> _Work required_
Transcribe verbatim the lines in the records below, starting with the line that contains "slide-title: + и" and ending with the line that contains "item-number: 2. — [23, 177, 40, 200]", both included.

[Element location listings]
┄┄┄┄┄┄┄┄┄┄┄┄┄┄┄┄┄┄┄┄

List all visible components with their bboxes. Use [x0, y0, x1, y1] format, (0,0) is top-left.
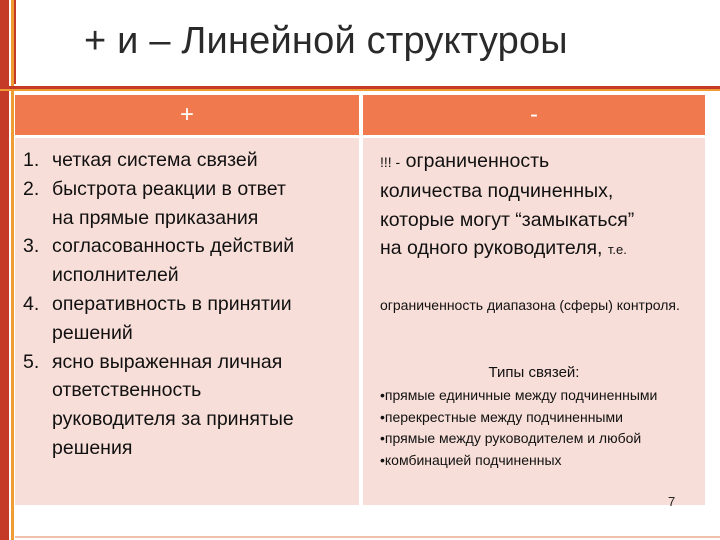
slide-title: + и – Линейной структуроы — [84, 20, 568, 62]
item-number: 5. — [23, 350, 40, 373]
item-number: 1. — [23, 149, 40, 171]
link-type-item: •прямые единичные между подчиненными — [380, 387, 658, 403]
item-number: 2. — [23, 177, 40, 200]
disadvantages-detail: ограниченность диапазона (сферы) контроля. — [380, 297, 680, 313]
left-red-stripe — [0, 0, 9, 540]
item-number: 3. — [23, 235, 40, 258]
advantage-item — [23, 175, 359, 233]
header-plus: + — [15, 95, 359, 135]
comparison-table — [15, 95, 705, 505]
exclamation-prefix: !!! - — [380, 154, 401, 170]
link-type-item: •прямые между руководителем и любой — [380, 430, 642, 447]
item-line: на прямые приказания — [52, 206, 259, 229]
disadvantage-line-suffix: т.е. — [607, 242, 627, 258]
link-type-item: •перекрестные между подчиненными — [380, 408, 623, 425]
item-line: ясно выраженная личная — [52, 350, 283, 373]
disadvantages-cell — [363, 138, 705, 505]
advantage-item — [23, 146, 359, 175]
left-red-thin-stripe — [14, 0, 16, 84]
header-minus: - — [363, 95, 705, 135]
advantage-item — [23, 348, 359, 463]
item-number: 4. — [23, 292, 40, 315]
disadvantage-line: которые могут “замыкаться” — [380, 208, 635, 231]
item-line: исполнителей — [52, 264, 179, 287]
item-line: четкая система связей — [52, 149, 258, 171]
item-line: руководителя за принятые — [52, 408, 294, 431]
link-types-title: Типы связей: — [488, 364, 580, 381]
link-types-list — [380, 385, 705, 471]
item-line: ответственность — [52, 379, 202, 402]
disadvantage-line: ограниченность — [405, 150, 550, 172]
link-type-item: •комбинацией подчиненных — [380, 451, 562, 468]
item-line: решения — [52, 436, 133, 459]
page-number: 7 — [668, 494, 676, 509]
advantage-item — [23, 232, 359, 290]
advantages-list — [23, 146, 359, 463]
left-orange-stripe — [11, 0, 14, 540]
disadvantage-line: на одного руководителя, — [380, 237, 603, 260]
advantages-cell — [15, 138, 359, 505]
top-rule-red — [0, 86, 720, 89]
top-rule-orange — [0, 89, 720, 91]
item-line: согласованность действий — [52, 235, 295, 258]
disadvantage-line: количества подчиненных, — [380, 179, 614, 202]
item-line: решений — [52, 321, 133, 344]
advantage-item — [23, 290, 359, 348]
item-line: оперативность в принятии — [52, 292, 292, 315]
disadvantages-main-text — [380, 147, 710, 265]
item-line: быстрота реакции в ответ — [52, 177, 286, 200]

┄┄┄┄┄┄┄┄┄┄┄┄┄┄┄┄┄┄┄┄

> _Response for this exercise_
slide-title: + и – Линейной структуроы — [84, 20, 568, 62]
item-number: 5. — [23, 350, 40, 373]
item-number: 1. — [23, 149, 40, 171]
link-type-item: •прямые единичные между подчиненными — [380, 387, 658, 403]
item-number: 2. — [23, 177, 40, 200]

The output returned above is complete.